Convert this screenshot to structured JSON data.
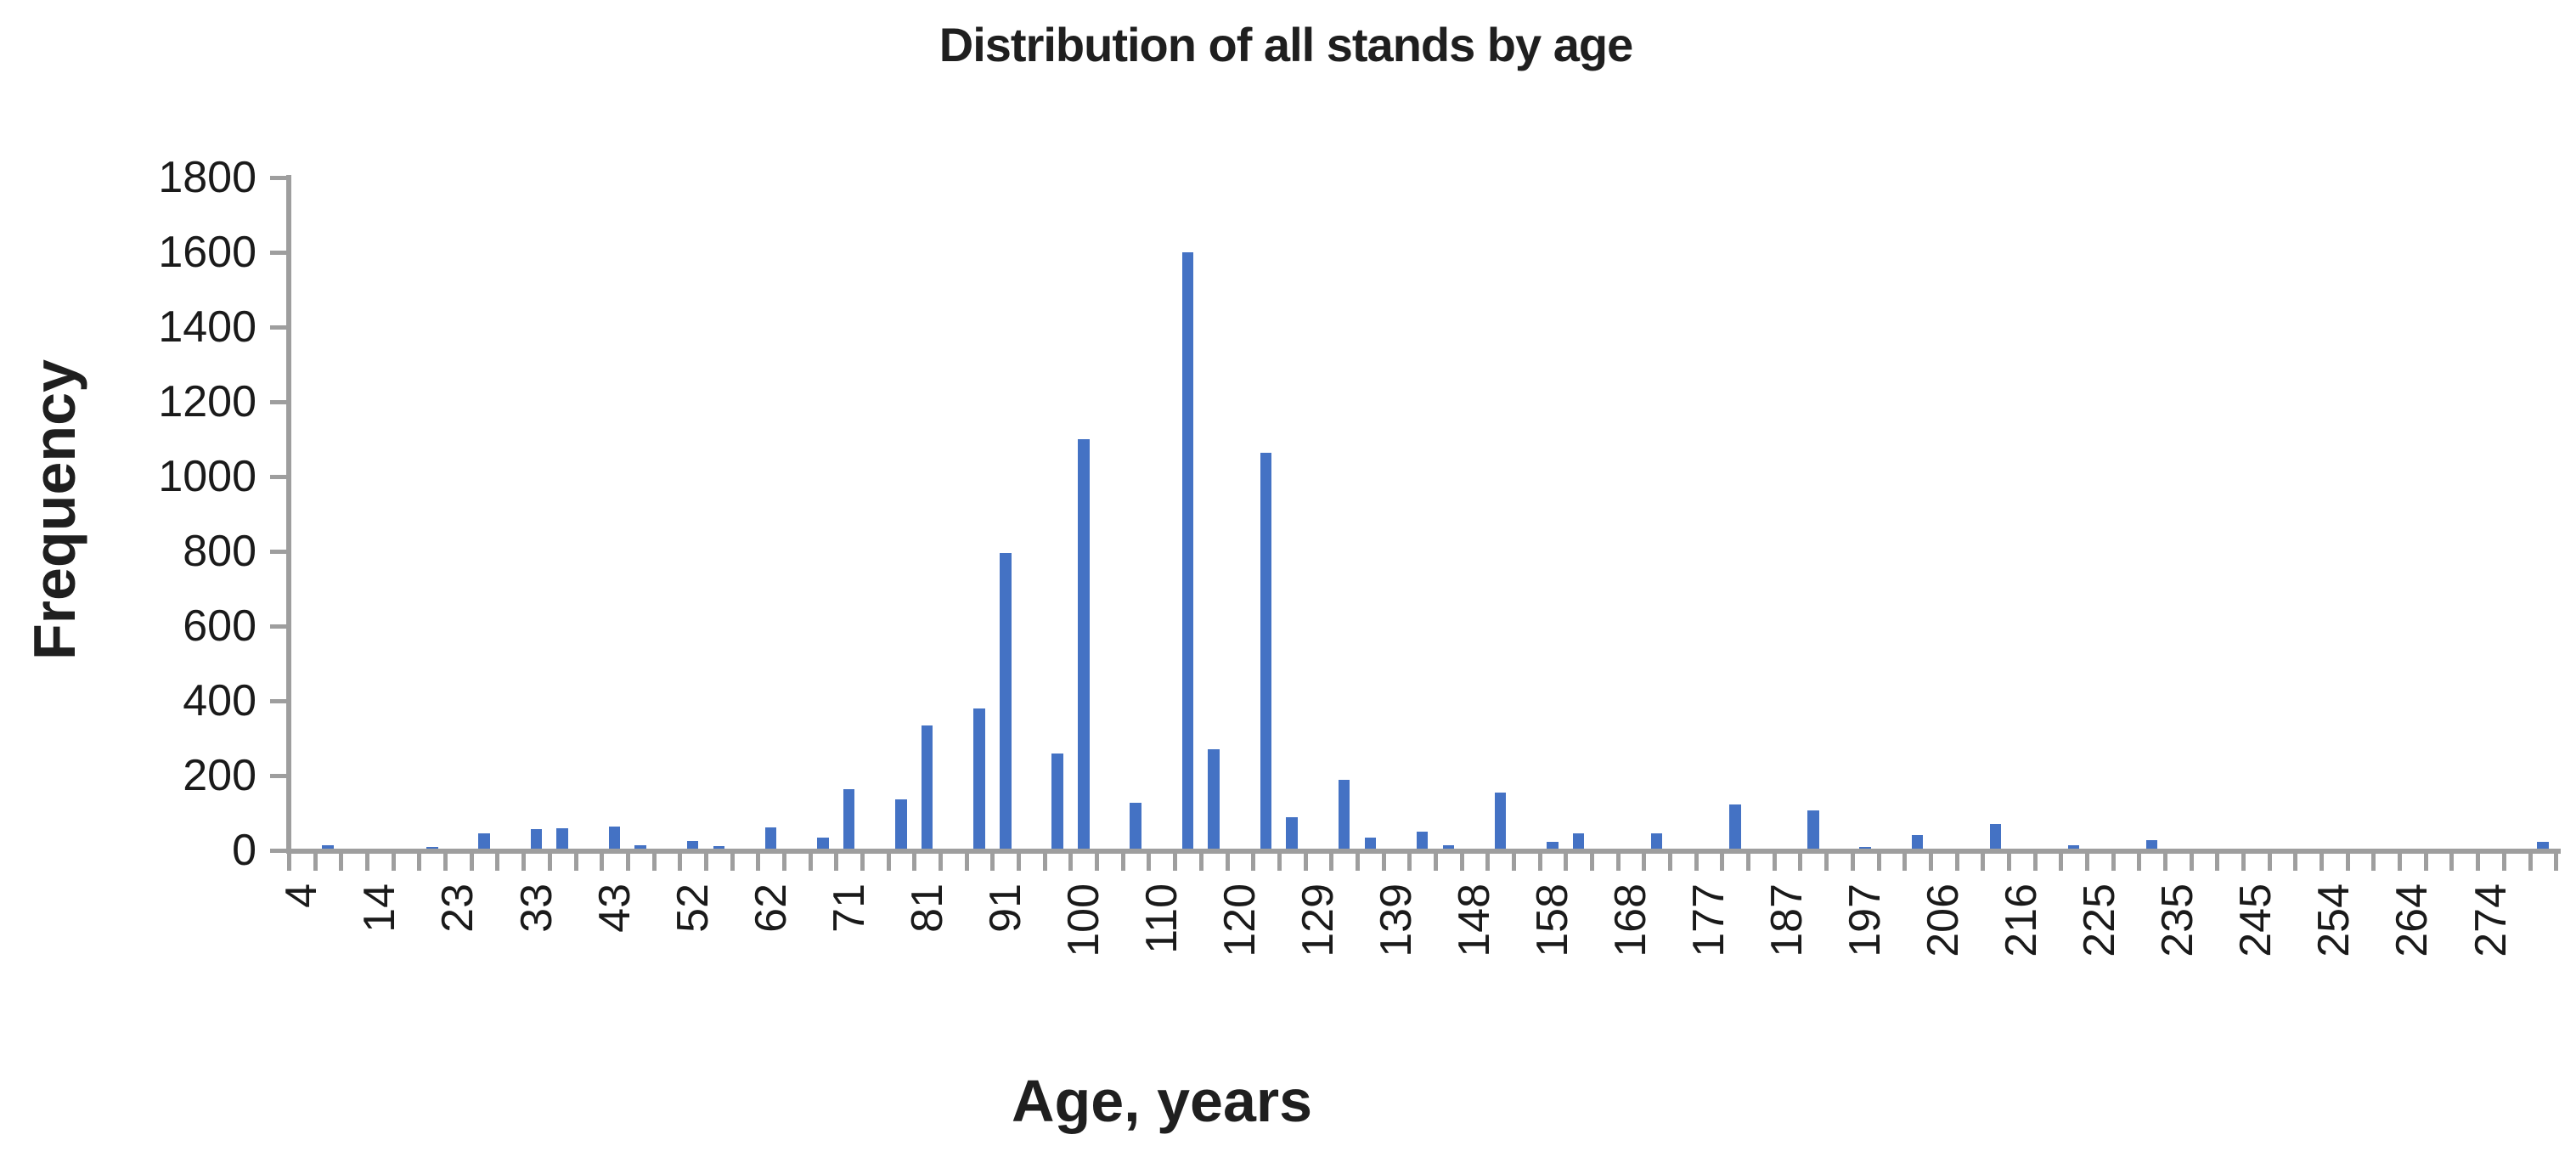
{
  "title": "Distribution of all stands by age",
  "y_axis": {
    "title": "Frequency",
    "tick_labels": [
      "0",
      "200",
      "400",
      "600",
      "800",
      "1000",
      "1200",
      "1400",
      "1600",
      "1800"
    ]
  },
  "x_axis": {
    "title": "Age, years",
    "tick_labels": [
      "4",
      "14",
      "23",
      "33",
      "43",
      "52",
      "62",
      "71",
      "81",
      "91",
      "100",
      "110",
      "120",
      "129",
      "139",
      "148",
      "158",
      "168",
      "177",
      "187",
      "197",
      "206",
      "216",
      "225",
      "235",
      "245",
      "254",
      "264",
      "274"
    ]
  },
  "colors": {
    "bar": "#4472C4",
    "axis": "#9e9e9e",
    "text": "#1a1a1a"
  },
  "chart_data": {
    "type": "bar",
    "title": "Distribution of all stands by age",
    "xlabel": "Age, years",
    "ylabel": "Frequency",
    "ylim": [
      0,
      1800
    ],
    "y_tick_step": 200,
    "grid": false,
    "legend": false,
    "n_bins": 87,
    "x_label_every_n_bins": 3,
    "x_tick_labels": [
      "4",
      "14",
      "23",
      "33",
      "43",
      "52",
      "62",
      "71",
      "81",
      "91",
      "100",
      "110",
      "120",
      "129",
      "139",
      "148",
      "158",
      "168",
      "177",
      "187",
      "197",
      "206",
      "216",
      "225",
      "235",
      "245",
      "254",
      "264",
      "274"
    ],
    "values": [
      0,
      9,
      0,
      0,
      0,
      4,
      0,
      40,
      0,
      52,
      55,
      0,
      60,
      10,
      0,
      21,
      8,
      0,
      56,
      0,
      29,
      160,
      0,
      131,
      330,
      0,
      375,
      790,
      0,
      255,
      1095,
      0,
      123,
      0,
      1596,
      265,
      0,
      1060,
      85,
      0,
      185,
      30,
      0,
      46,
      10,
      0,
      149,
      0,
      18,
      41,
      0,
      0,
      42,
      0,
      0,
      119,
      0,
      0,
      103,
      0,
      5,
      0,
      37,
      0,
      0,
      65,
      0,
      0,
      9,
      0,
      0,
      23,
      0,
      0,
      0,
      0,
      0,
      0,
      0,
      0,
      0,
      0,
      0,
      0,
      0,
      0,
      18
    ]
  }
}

--

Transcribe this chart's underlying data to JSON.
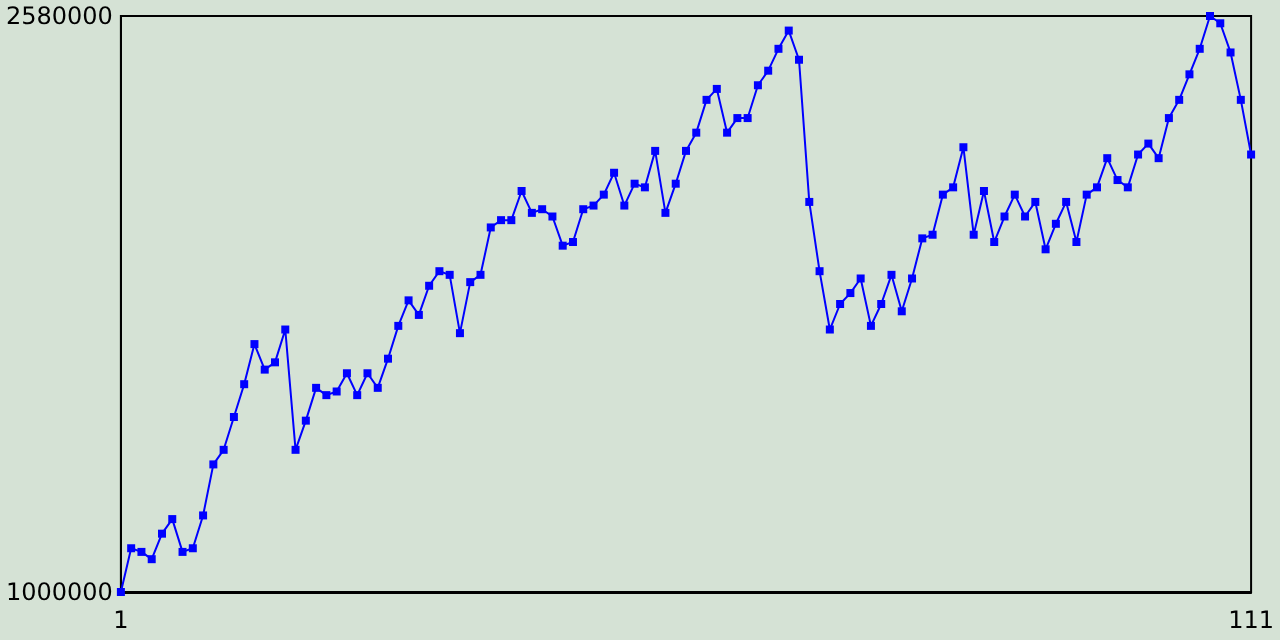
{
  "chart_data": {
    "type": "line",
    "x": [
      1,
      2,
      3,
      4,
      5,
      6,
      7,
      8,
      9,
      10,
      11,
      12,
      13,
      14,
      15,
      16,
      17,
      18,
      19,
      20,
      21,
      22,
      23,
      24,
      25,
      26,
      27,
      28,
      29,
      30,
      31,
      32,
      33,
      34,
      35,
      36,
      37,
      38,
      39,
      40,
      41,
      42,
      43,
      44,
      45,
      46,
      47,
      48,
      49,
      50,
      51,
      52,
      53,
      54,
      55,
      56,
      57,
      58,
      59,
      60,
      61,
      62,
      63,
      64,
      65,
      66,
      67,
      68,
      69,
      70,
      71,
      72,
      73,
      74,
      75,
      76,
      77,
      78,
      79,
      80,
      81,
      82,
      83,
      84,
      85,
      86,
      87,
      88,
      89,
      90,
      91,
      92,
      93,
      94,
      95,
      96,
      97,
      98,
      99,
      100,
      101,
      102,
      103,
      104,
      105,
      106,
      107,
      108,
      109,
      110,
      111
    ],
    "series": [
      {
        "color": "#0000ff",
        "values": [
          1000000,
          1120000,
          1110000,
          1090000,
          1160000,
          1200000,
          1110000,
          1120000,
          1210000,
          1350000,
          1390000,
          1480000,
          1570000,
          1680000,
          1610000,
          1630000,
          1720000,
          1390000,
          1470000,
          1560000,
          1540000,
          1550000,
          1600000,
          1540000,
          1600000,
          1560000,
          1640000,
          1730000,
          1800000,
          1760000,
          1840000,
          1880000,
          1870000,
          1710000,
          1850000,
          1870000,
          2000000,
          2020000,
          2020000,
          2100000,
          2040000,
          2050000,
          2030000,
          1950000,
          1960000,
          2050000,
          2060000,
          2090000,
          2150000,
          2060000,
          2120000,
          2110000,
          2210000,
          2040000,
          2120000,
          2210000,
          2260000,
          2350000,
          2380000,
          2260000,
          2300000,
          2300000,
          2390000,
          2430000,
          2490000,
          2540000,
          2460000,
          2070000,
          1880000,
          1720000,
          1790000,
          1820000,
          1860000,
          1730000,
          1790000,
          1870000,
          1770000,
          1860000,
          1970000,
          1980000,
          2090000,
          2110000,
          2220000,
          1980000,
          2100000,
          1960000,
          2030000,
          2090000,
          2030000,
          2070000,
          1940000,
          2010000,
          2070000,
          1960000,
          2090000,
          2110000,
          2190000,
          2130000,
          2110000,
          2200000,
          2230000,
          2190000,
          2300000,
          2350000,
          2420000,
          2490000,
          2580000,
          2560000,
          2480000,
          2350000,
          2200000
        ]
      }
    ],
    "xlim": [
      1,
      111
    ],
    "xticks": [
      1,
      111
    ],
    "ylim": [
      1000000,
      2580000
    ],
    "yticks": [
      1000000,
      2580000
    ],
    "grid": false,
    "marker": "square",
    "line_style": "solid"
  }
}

* * *

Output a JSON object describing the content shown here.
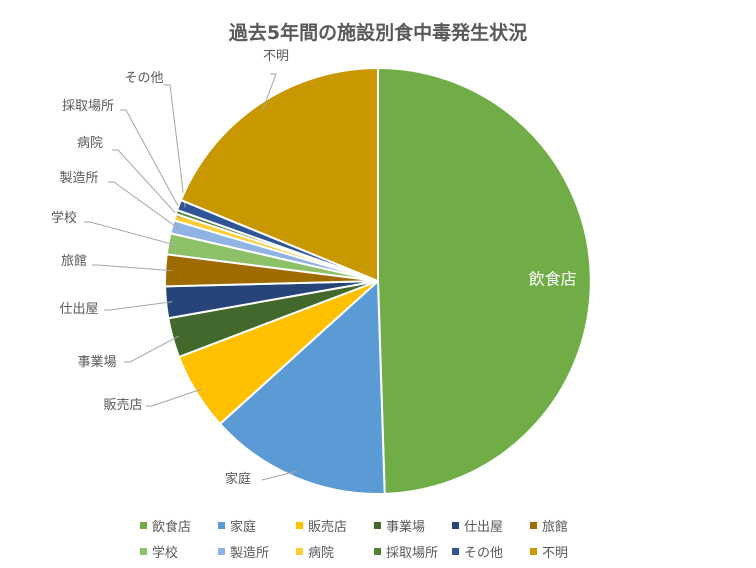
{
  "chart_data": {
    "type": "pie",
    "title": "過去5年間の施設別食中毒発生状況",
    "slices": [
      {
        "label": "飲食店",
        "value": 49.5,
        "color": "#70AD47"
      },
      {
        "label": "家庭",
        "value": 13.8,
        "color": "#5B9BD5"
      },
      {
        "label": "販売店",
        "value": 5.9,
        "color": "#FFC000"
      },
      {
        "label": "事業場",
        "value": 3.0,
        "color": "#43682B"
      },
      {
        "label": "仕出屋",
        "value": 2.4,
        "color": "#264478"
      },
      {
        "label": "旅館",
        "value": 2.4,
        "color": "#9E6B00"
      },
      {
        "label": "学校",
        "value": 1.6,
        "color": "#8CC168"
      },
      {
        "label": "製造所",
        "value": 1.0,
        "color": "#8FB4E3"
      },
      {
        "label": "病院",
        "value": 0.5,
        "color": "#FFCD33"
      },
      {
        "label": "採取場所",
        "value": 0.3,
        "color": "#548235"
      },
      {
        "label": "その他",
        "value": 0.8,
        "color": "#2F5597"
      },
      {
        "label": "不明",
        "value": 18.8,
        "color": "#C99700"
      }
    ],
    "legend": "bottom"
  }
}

▶ [WRITTEN REQUEST] State the number of lines in these entries that include the string "Distribution". Provide nothing beyond that number.

▶ [RIGHT ANSWER] 2